(Extracted records)
↓

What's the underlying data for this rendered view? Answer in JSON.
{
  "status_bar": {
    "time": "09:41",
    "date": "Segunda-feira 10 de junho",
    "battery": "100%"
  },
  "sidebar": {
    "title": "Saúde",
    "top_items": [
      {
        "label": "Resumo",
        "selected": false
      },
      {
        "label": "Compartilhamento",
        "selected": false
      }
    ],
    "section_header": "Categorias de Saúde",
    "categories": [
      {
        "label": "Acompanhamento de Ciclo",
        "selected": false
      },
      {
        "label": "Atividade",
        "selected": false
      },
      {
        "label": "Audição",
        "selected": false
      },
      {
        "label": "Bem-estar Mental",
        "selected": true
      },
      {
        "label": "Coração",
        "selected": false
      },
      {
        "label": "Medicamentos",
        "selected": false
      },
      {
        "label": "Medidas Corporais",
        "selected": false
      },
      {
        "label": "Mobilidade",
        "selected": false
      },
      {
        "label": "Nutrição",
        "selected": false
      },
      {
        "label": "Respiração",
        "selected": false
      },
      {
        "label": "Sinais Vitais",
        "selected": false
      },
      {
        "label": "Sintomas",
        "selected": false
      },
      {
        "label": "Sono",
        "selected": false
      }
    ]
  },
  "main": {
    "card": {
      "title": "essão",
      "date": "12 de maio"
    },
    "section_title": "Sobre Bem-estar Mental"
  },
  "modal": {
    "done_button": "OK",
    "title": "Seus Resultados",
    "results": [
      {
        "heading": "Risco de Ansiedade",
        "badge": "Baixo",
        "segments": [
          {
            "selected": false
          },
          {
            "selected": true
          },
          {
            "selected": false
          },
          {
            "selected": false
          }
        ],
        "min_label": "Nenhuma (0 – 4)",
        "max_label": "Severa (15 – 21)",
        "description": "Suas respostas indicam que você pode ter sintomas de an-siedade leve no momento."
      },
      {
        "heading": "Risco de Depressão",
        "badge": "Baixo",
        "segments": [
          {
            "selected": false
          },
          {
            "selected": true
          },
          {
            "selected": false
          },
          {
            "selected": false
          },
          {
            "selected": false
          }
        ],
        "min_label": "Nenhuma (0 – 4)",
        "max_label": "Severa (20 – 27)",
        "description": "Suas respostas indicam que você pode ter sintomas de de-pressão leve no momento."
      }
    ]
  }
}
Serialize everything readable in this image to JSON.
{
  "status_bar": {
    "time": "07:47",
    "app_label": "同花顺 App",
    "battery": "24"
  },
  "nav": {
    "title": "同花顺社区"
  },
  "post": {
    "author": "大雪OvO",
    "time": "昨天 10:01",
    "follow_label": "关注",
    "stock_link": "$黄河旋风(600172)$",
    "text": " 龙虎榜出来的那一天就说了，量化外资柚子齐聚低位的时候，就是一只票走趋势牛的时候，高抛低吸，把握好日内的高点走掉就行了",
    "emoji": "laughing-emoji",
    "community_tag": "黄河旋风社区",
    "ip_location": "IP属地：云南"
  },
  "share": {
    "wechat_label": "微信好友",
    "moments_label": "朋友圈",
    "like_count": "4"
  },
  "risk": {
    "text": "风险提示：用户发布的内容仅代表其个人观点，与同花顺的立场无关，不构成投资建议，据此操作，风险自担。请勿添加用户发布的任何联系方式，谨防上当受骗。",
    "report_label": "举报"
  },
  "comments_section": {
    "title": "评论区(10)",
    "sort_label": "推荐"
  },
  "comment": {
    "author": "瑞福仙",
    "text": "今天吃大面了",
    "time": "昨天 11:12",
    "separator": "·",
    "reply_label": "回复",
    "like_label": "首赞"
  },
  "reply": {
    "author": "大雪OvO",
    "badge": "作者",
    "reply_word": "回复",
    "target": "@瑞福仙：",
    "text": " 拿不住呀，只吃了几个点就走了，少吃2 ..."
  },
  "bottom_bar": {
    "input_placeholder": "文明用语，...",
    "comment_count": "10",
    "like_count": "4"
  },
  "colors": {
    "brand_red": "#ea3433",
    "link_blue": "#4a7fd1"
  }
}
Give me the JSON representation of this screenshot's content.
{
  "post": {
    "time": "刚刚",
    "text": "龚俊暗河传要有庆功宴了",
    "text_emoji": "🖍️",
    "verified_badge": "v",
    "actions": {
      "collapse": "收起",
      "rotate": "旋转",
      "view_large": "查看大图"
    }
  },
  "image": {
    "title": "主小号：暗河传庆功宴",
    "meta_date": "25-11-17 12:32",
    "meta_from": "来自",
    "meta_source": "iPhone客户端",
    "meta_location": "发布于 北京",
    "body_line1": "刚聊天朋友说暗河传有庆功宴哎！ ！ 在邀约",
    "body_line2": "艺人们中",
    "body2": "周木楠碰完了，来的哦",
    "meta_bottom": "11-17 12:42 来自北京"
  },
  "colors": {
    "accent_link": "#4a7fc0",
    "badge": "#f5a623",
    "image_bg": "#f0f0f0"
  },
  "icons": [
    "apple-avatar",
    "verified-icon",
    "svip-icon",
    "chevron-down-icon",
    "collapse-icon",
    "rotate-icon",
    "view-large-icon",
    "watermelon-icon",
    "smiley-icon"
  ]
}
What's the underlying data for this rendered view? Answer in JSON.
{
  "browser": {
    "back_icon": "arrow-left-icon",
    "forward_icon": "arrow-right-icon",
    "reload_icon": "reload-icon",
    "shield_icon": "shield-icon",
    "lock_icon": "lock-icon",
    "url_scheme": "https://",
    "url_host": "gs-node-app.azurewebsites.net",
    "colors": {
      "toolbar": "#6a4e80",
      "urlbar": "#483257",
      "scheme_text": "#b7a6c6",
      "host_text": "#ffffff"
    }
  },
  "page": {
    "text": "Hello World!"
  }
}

↑

Stated goal
Output every line above without altering anything.

Exercise result
What's the underlying data for this rendered view? Answer in JSON.
{
  "status_bar": {
    "time": "09:41",
    "date": "Segunda-feira 10 de junho",
    "battery": "100%"
  },
  "sidebar": {
    "title": "Saúde",
    "top_items": [
      {
        "label": "Resumo",
        "selected": false
      },
      {
        "label": "Compartilhamento",
        "selected": false
      }
    ],
    "section_header": "Categorias de Saúde",
    "categories": [
      {
        "label": "Acompanhamento de Ciclo",
        "selected": false
      },
      {
        "label": "Atividade",
        "selected": false
      },
      {
        "label": "Audição",
        "selected": false
      },
      {
        "label": "Bem-estar Mental",
        "selected": true
      },
      {
        "label": "Coração",
        "selected": false
      },
      {
        "label": "Medicamentos",
        "selected": false
      },
      {
        "label": "Medidas Corporais",
        "selected": false
      },
      {
        "label": "Mobilidade",
        "selected": false
      },
      {
        "label": "Nutrição",
        "selected": false
      },
      {
        "label": "Respiração",
        "selected": false
      },
      {
        "label": "Sinais Vitais",
        "selected": false
      },
      {
        "label": "Sintomas",
        "selected": false
      },
      {
        "label": "Sono",
        "selected": false
      }
    ]
  },
  "main": {
    "card": {
      "title": "essão",
      "date": "12 de maio"
    },
    "section_title": "Sobre Bem-estar Mental"
  },
  "modal": {
    "done_button": "OK",
    "title": "Seus Resultados",
    "results": [
      {
        "heading": "Risco de Ansiedade",
        "badge": "Baixo",
        "segments": [
          {
            "selected": false
          },
          {
            "selected": true
          },
          {
            "selected": false
          },
          {
            "selected": false
          }
        ],
        "min_label": "Nenhuma (0 – 4)",
        "max_label": "Severa (15 – 21)",
        "description": "Suas respostas indicam que você pode ter sintomas de an-siedade leve no momento."
      },
      {
        "heading": "Risco de Depressão",
        "badge": "Baixo",
        "segments": [
          {
            "selected": false
          },
          {
            "selected": true
          },
          {
            "selected": false
          },
          {
            "selected": false
          },
          {
            "selected": false
          }
        ],
        "min_label": "Nenhuma (0 – 4)",
        "max_label": "Severa (20 – 27)",
        "description": "Suas respostas indicam que você pode ter sintomas de de-pressão leve no momento."
      }
    ]
  }
}
Serialize everything readable in this image to JSON.
{
  "status_bar": {
    "time": "07:47",
    "app_label": "同花顺 App",
    "battery": "24"
  },
  "nav": {
    "title": "同花顺社区"
  },
  "post": {
    "author": "大雪OvO",
    "time": "昨天 10:01",
    "follow_label": "关注",
    "stock_link": "$黄河旋风(600172)$",
    "text": " 龙虎榜出来的那一天就说了，量化外资柚子齐聚低位的时候，就是一只票走趋势牛的时候，高抛低吸，把握好日内的高点走掉就行了",
    "emoji": "laughing-emoji",
    "community_tag": "黄河旋风社区",
    "ip_location": "IP属地：云南"
  },
  "share": {
    "wechat_label": "微信好友",
    "moments_label": "朋友圈",
    "like_count": "4"
  },
  "risk": {
    "text": "风险提示：用户发布的内容仅代表其个人观点，与同花顺的立场无关，不构成投资建议，据此操作，风险自担。请勿添加用户发布的任何联系方式，谨防上当受骗。",
    "report_label": "举报"
  },
  "comments_section": {
    "title": "评论区(10)",
    "sort_label": "推荐"
  },
  "comment": {
    "author": "瑞福仙",
    "text": "今天吃大面了",
    "time": "昨天 11:12",
    "separator": "·",
    "reply_label": "回复",
    "like_label": "首赞"
  },
  "reply": {
    "author": "大雪OvO",
    "badge": "作者",
    "reply_word": "回复",
    "target": "@瑞福仙：",
    "text": " 拿不住呀，只吃了几个点就走了，少吃2 ..."
  },
  "bottom_bar": {
    "input_placeholder": "文明用语，...",
    "comment_count": "10",
    "like_count": "4"
  },
  "colors": {
    "brand_red": "#ea3433",
    "link_blue": "#4a7fd1"
  }
}
Give me the JSON representation of this screenshot's content.
{
  "post": {
    "time": "刚刚",
    "text": "龚俊暗河传要有庆功宴了",
    "text_emoji": "🖍️",
    "verified_badge": "v",
    "actions": {
      "collapse": "收起",
      "rotate": "旋转",
      "view_large": "查看大图"
    }
  },
  "image": {
    "title": "主小号：暗河传庆功宴",
    "meta_date": "25-11-17 12:32",
    "meta_from": "来自",
    "meta_source": "iPhone客户端",
    "meta_location": "发布于 北京",
    "body_line1": "刚聊天朋友说暗河传有庆功宴哎！ ！ 在邀约",
    "body_line2": "艺人们中",
    "body2": "周木楠碰完了，来的哦",
    "meta_bottom": "11-17 12:42 来自北京"
  },
  "colors": {
    "accent_link": "#4a7fc0",
    "badge": "#f5a623",
    "image_bg": "#f0f0f0"
  },
  "icons": [
    "apple-avatar",
    "verified-icon",
    "svip-icon",
    "chevron-down-icon",
    "collapse-icon",
    "rotate-icon",
    "view-large-icon",
    "watermelon-icon",
    "smiley-icon"
  ]
}
What's the underlying data for this rendered view? Answer in JSON.
{
  "browser": {
    "back_icon": "arrow-left-icon",
    "forward_icon": "arrow-right-icon",
    "reload_icon": "reload-icon",
    "shield_icon": "shield-icon",
    "lock_icon": "lock-icon",
    "url_scheme": "https://",
    "url_host": "gs-node-app.azurewebsites.net",
    "colors": {
      "toolbar": "#6a4e80",
      "urlbar": "#483257",
      "scheme_text": "#b7a6c6",
      "host_text": "#ffffff"
    }
  },
  "page": {
    "text": "Hello World!"
  }
}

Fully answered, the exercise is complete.